— START RAW RECORDS —

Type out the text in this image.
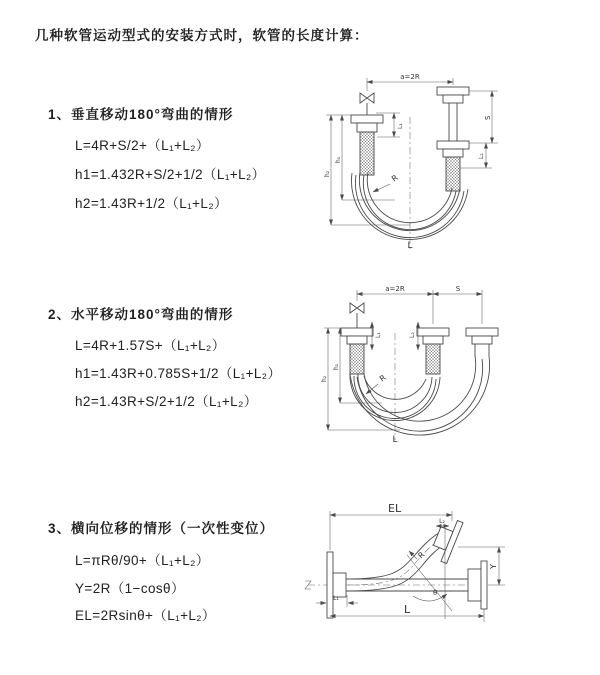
几种软管运动型式的安装方式时，软管的长度计算：
1、垂直移动180°弯曲的情形
L=4R+S/2+（L₁+L₂）
h1=1.432R+S/2+1/2（L₁+L₂）
h2=1.43R+1/2（L₁+L₂）
2、水平移动180°弯曲的情形
L=4R+1.57S+（L₁+L₂）
h1=1.43R+0.785S+1/2（L₁+L₂）
h2=1.43R+S/2+1/2（L₁+L₂）
3、横向位移的情形（一次性变位）
L=πRθ/90+（L₁+L₂）
Y=2R（1−cosθ）
EL=2Rsinθ+（L₁+L₂）
a=2R
S
L₂
L₁
h₁
h₂	R
L
a=2R	S
L₁	L₂
h₁
h₂	R
L
θ
R
EL
L₂
Y
L
L₁
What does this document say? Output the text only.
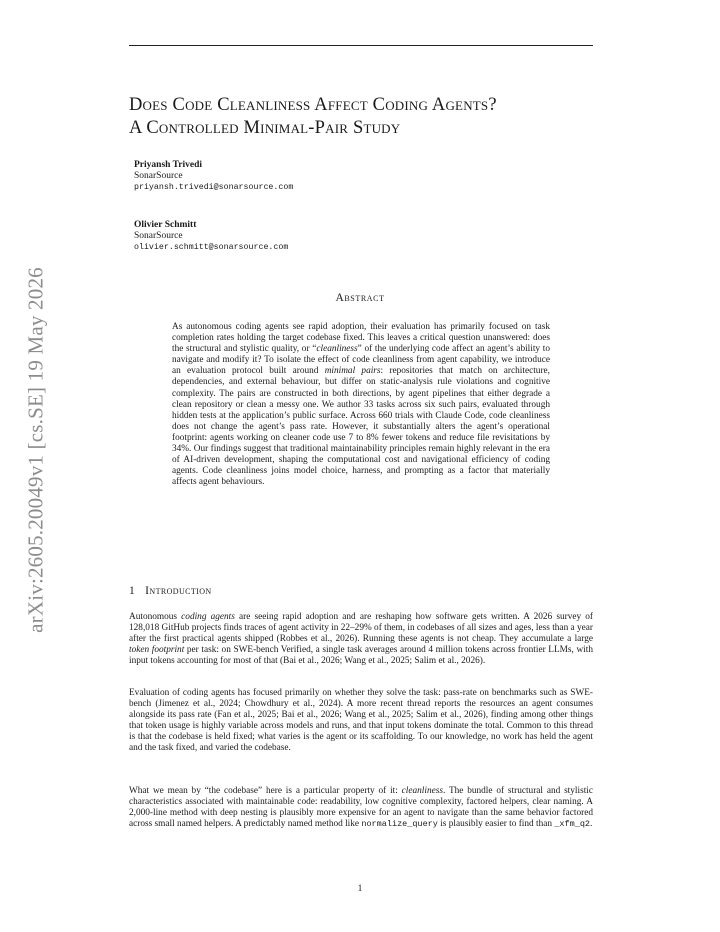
arXiv:2605.20049v1 [cs.SE] 19 May 2026
Does Code Cleanliness Affect Coding Agents?
A Controlled Minimal-Pair Study
Priyansh Trivedi
SonarSource
priyansh.trivedi@sonarsource.com
Olivier Schmitt
SonarSource
olivier.schmitt@sonarsource.com
Abstract
As autonomous coding agents see rapid adoption, their evaluation has primarily focused on task completion rates holding the target codebase fixed. This leaves a critical question unanswered: does the structural and stylistic quality, or “cleanliness” of the underlying code affect an agent’s ability to navigate and modify it? To isolate the effect of code cleanliness from agent capability, we introduce an evaluation protocol built around minimal pairs: repositories that match on architecture, dependencies, and external behaviour, but differ on static-analysis rule violations and cognitive complexity. The pairs are constructed in both directions, by agent pipelines that either degrade a clean repository or clean a messy one. We author 33 tasks across six such pairs, evaluated through hidden tests at the application’s public surface. Across 660 trials with Claude Code, code cleanliness does not change the agent’s pass rate. However, it substantially alters the agent’s operational footprint: agents working on cleaner code use 7 to 8% fewer tokens and reduce file revisitations by 34%. Our findings suggest that traditional maintainability principles remain highly relevant in the era of AI-driven development, shaping the computational cost and navigational efficiency of coding agents. Code cleanliness joins model choice, harness, and prompting as a factor that materially affects agent behaviours.
1 Introduction

Autonomous coding agents are seeing rapid adoption and are reshaping how software gets written. A 2026 survey of 128,018 GitHub projects finds traces of agent activity in 22–29% of them, in codebases of all sizes and ages, less than a year after the first practical agents shipped (Robbes et al., 2026). Running these agents is not cheap. They accumulate a large token footprint per task: on SWE-bench Verified, a single task averages around 4 million tokens across frontier LLMs, with input tokens accounting for most of that (Bai et al., 2026; Wang et al., 2025; Salim et al., 2026).

Evaluation of coding agents has focused primarily on whether they solve the task: pass-rate on benchmarks such as SWE-bench (Jimenez et al., 2024; Chowdhury et al., 2024). A more recent thread reports the resources an agent consumes alongside its pass rate (Fan et al., 2025; Bai et al., 2026; Wang et al., 2025; Salim et al., 2026), finding among other things that token usage is highly variable across models and runs, and that input tokens dominate the total. Common to this thread is that the codebase is held fixed; what varies is the agent or its scaffolding. To our knowledge, no work has held the agent and the task fixed, and varied the codebase.

What we mean by “the codebase” here is a particular property of it: cleanliness. The bundle of structural and stylistic characteristics associated with maintainable code: readability, low cognitive complexity, factored helpers, clear naming. A 2,000-line method with deep nesting is plausibly more expensive for an agent to navigate than the same behavior factored across small named helpers. A predictably named method like normalize_query is plausibly easier to find than _xfm_q2.

1
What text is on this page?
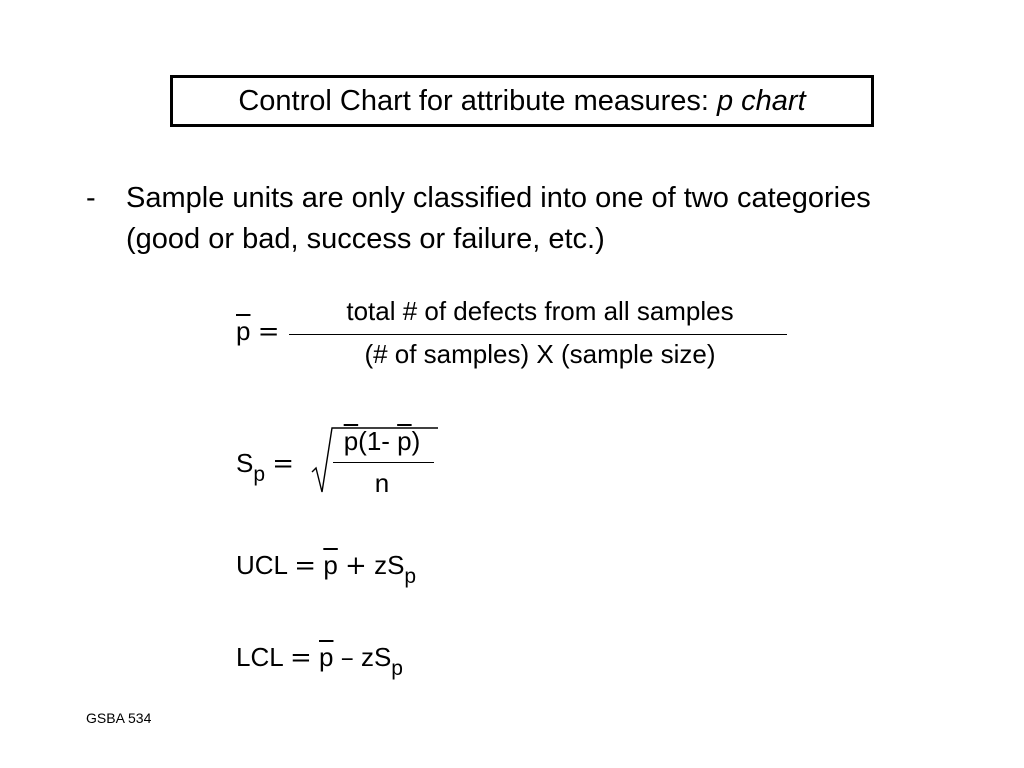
Control Chart for attribute measures: p chart
- Sample units are only classified into one of two categories (good or bad, success or failure, etc.)
$\overline{p}$ =
total # of defects from all samples
(# of samples) X (sample size)
$S_p$ =
$\overline{p}(1-$ $\overline{p}$)
n
UCL = $\overline{p} + zS_p$
LCL = $\overline{p} - zS_p$
GSBA 534
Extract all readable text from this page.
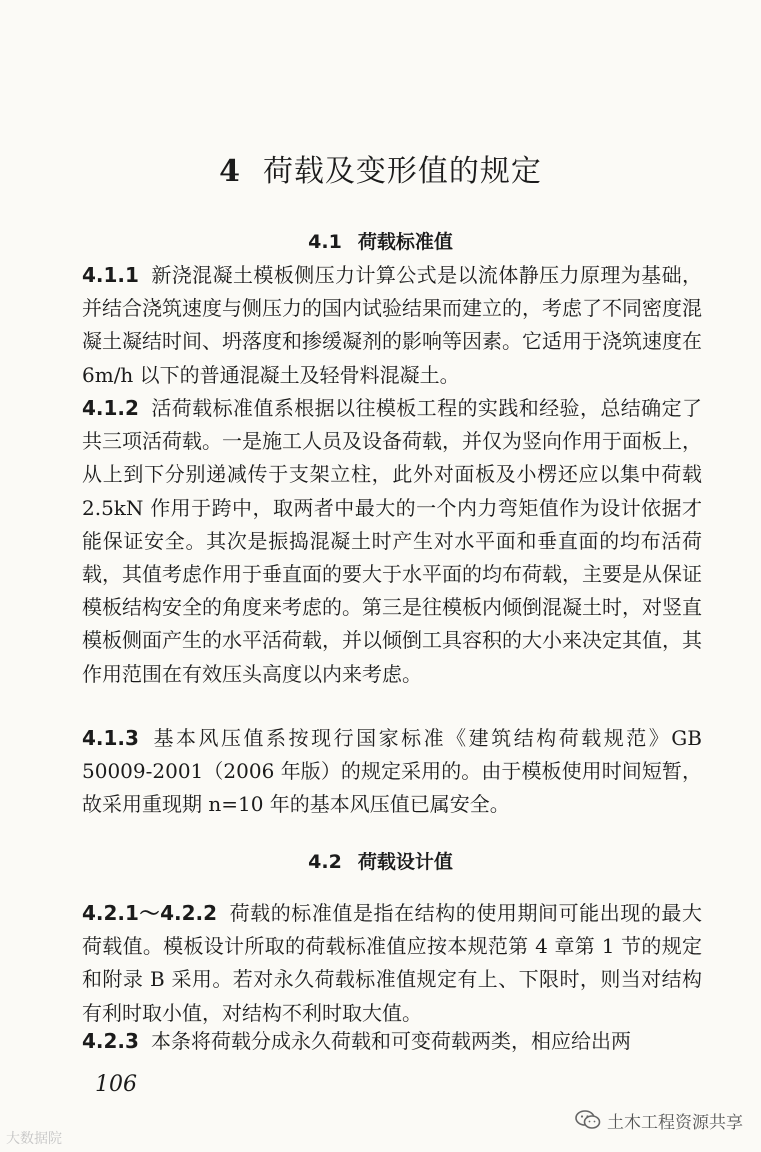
4 荷载及变形值的规定
4.1 荷载标准值

4.1.1 新浇混凝土模板侧压力计算公式是以流体静压力原理为基础，并结合浇筑速度与侧压力的国内试验结果而建立的，考虑了不同密度混凝土凝结时间、坍落度和掺缓凝剂的影响等因素。它适用于浇筑速度在 6m/h 以下的普通混凝土及轻骨料混凝土。

4.1.2 活荷载标准值系根据以往模板工程的实践和经验，总结确定了共三项活荷载。一是施工人员及设备荷载，并仅为竖向作用于面板上，从上到下分别递减传于支架立柱，此外对面板及小楞还应以集中荷载 2.5kN 作用于跨中，取两者中最大的一个内力弯矩值作为设计依据才能保证安全。其次是振捣混凝土时产生对水平面和垂直面的均布活荷载，其值考虑作用于垂直面的要大于水平面的均布荷载，主要是从保证模板结构安全的角度来考虑的。第三是往模板内倾倒混凝土时，对竖直模板侧面产生的水平活荷载，并以倾倒工具容积的大小来决定其值，其作用范围在有效压头高度以内来考虑。

4.1.3 基本风压值系按现行国家标准《建筑结构荷载规范》GB 50009-2001（2006 年版）的规定采用的。由于模板使用时间短暂，故采用重现期 n=10 年的基本风压值已属安全。

4.2 荷载设计值

4.2.1～4.2.2 荷载的标准值是指在结构的使用期间可能出现的最大荷载值。模板设计所取的荷载标准值应按本规范第 4 章第 1 节的规定和附录 B 采用。若对永久荷载标准值规定有上、下限时，则当对结构有利时取小值，对结构不利时取大值。

4.2.3 本条将荷载分成永久荷载和可变荷载两类，相应给出两

106
大数据院
土木工程资源共享
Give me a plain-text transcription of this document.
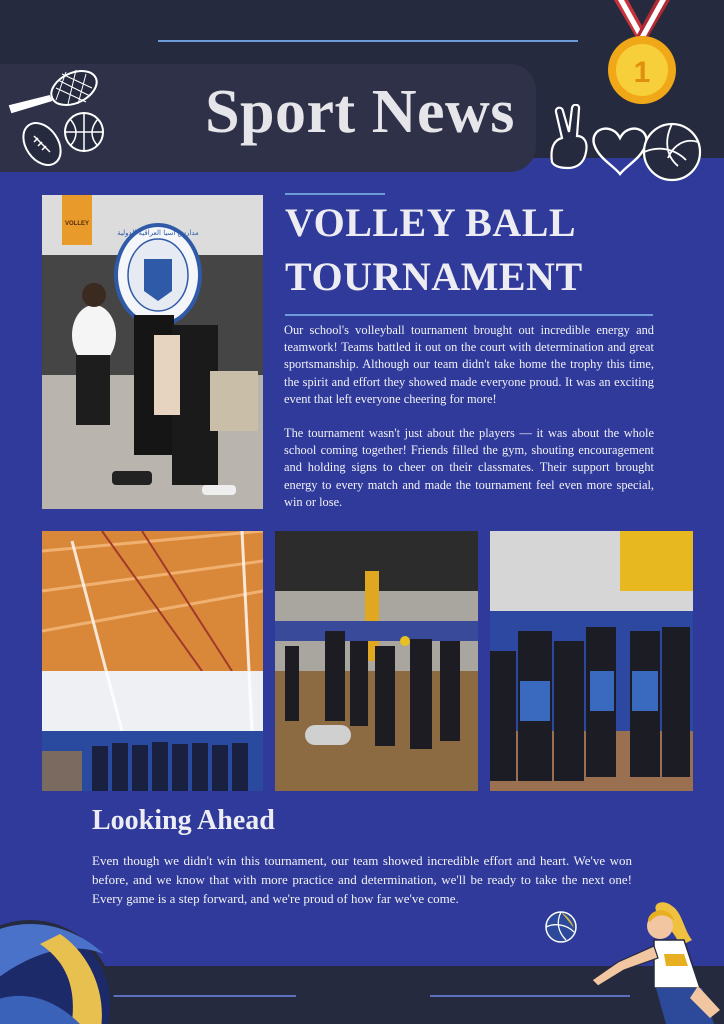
Sport News
1
VOLLEY
مدارس آسيا العراقية الدولية VOLLEY BALL
TOURNAMENT
Our school's volleyball tournament brought out incredible energy and teamwork! Teams battled it out on the court with determination and great sportsmanship. Although our team didn't take home the trophy this time, the spirit and effort they showed made everyone proud. It was an exciting event that left everyone cheering for more!
The tournament wasn't just about the players — it was about the whole school coming together! Friends filled the gym, shouting encouragement and holding signs to cheer on their classmates. Their support brought energy to every match and made the tournament feel even more special, win or lose.
Looking Ahead
Even though we didn't win this tournament, our team showed incredible effort and heart. We've won before, and we know that with more practice and determination, we'll be ready to take the next one! Every game is a step forward, and we're proud of how far we've come.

— END RAW RECORDS —

= WHAT THE TASK REQUIRES =
Locate each line with the word "text" and copy it.

= COMPLETED TASK =
Type out the text in this image.
What does this document say? Output the text only.
What text is on this page?
Extract all readable text from this page.
Give me a plain-text transcription of this document.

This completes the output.